→ GIVEN EXERCISE: Please transcribe the data that follows without the pictures, keeping every word the same.

→ SUPPLIED ENTRIES:
=======
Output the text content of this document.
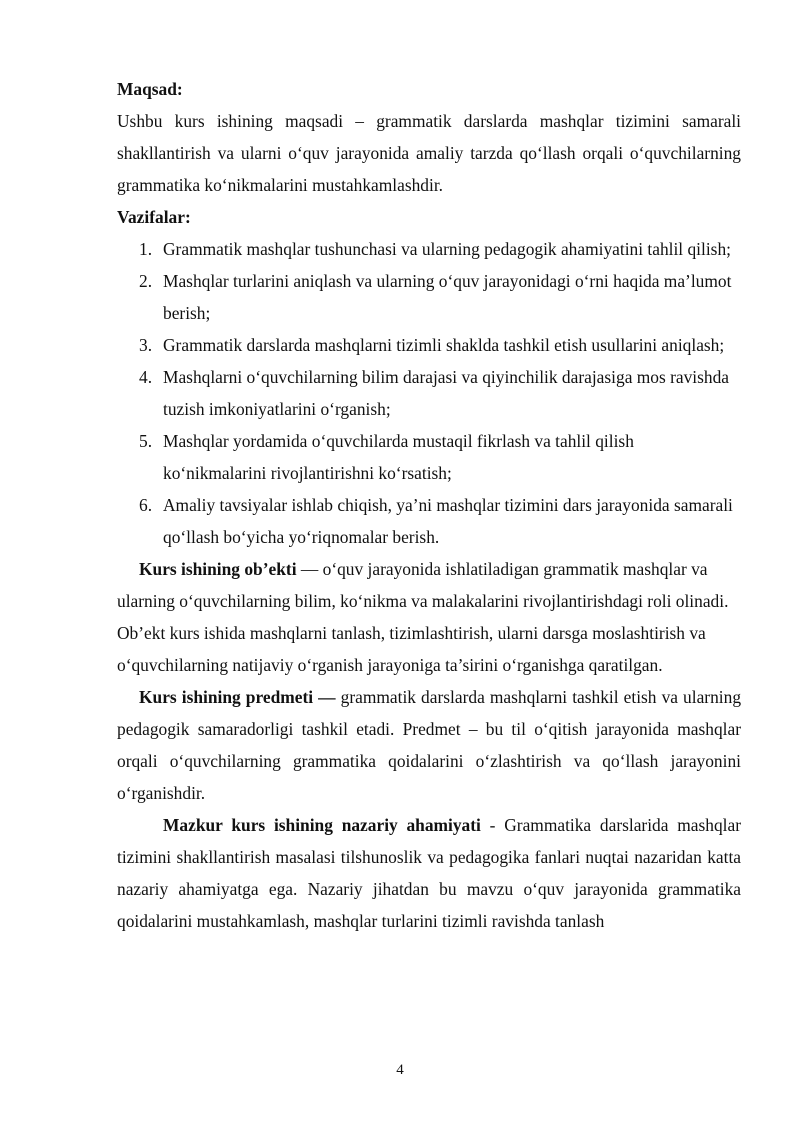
Maqsad:

Ushbu kurs ishining maqsadi – grammatik darslarda mashqlar tizimini samarali shakllantirish va ularni o‘quv jarayonida amaliy tarzda qo‘llash orqali o‘quvchilarning grammatika ko‘nikmalarini mustahkamlashdir.

Vazifalar:

1. Grammatik mashqlar tushunchasi va ularning pedagogik ahamiyatini tahlil qilish;
2. Mashqlar turlarini aniqlash va ularning o‘quv jarayonidagi o‘rni haqida ma’lumot berish;
3. Grammatik darslarda mashqlarni tizimli shaklda tashkil etish usullarini aniqlash;
4. Mashqlarni o‘quvchilarning bilim darajasi va qiyinchilik darajasiga mos ravishda tuzish imkoniyatlarini o‘rganish;
5. Mashqlar yordamida o‘quvchilarda mustaqil fikrlash va tahlil qilish ko‘nikmalarini rivojlantirishni ko‘rsatish;
6. Amaliy tavsiyalar ishlab chiqish, ya’ni mashqlar tizimini dars jarayonida samarali qo‘llash bo‘yicha yo‘riqnomalar berish.

Kurs ishining ob’ekti — o‘quv jarayonida ishlatiladigan grammatik mashqlar va ularning o‘quvchilarning bilim, ko‘nikma va malakalarini rivojlantirishdagi roli olinadi. Ob’ekt kurs ishida mashqlarni tanlash, tizimlashtirish, ularni darsga moslashtirish va o‘quvchilarning natijaviy o‘rganish jarayoniga ta’sirini o‘rganishga qaratilgan.

Kurs ishining predmeti — grammatik darslarda mashqlarni tashkil etish va ularning pedagogik samaradorligi tashkil etadi. Predmet – bu til o‘qitish jarayonida mashqlar orqali o‘quvchilarning grammatika qoidalarini o‘zlashtirish va qo‘llash jarayonini o‘rganishdir.

Mazkur kurs ishining nazariy ahamiyati - Grammatika darslarida mashqlar tizimini shakllantirish masalasi tilshunoslik va pedagogika fanlari nuqtai nazaridan katta nazariy ahamiyatga ega. Nazariy jihatdan bu mavzu o‘quv jarayonida grammatika qoidalarini mustahkamlash, mashqlar turlarini tizimli ravishda tanlash

4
=======
→ OUTPUT:
Output the text content of this document.
Maqsad:

Ushbu kurs ishining maqsadi – grammatik darslarda mashqlar tizimini samarali shakllantirish va ularni o‘quv jarayonida amaliy tarzda qo‘llash orqali o‘quvchilarning grammatika ko‘nikmalarini mustahkamlashdir.

Vazifalar:

1. Grammatik mashqlar tushunchasi va ularning pedagogik ahamiyatini tahlil qilish;
2. Mashqlar turlarini aniqlash va ularning o‘quv jarayonidagi o‘rni haqida ma’lumot berish;
3. Grammatik darslarda mashqlarni tizimli shaklda tashkil etish usullarini aniqlash;
4. Mashqlarni o‘quvchilarning bilim darajasi va qiyinchilik darajasiga mos ravishda tuzish imkoniyatlarini o‘rganish;
5. Mashqlar yordamida o‘quvchilarda mustaqil fikrlash va tahlil qilish ko‘nikmalarini rivojlantirishni ko‘rsatish;
6. Amaliy tavsiyalar ishlab chiqish, ya’ni mashqlar tizimini dars jarayonida samarali qo‘llash bo‘yicha yo‘riqnomalar berish.

Kurs ishining ob’ekti — o‘quv jarayonida ishlatiladigan grammatik mashqlar va ularning o‘quvchilarning bilim, ko‘nikma va malakalarini rivojlantirishdagi roli olinadi. Ob’ekt kurs ishida mashqlarni tanlash, tizimlashtirish, ularni darsga moslashtirish va o‘quvchilarning natijaviy o‘rganish jarayoniga ta’sirini o‘rganishga qaratilgan.

Kurs ishining predmeti — grammatik darslarda mashqlarni tashkil etish va ularning pedagogik samaradorligi tashkil etadi. Predmet – bu til o‘qitish jarayonida mashqlar orqali o‘quvchilarning grammatika qoidalarini o‘zlashtirish va qo‘llash jarayonini o‘rganishdir.

Mazkur kurs ishining nazariy ahamiyati - Grammatika darslarida mashqlar tizimini shakllantirish masalasi tilshunoslik va pedagogika fanlari nuqtai nazaridan katta nazariy ahamiyatga ega. Nazariy jihatdan bu mavzu o‘quv jarayonida grammatika qoidalarini mustahkamlash, mashqlar turlarini tizimli ravishda tanlash

4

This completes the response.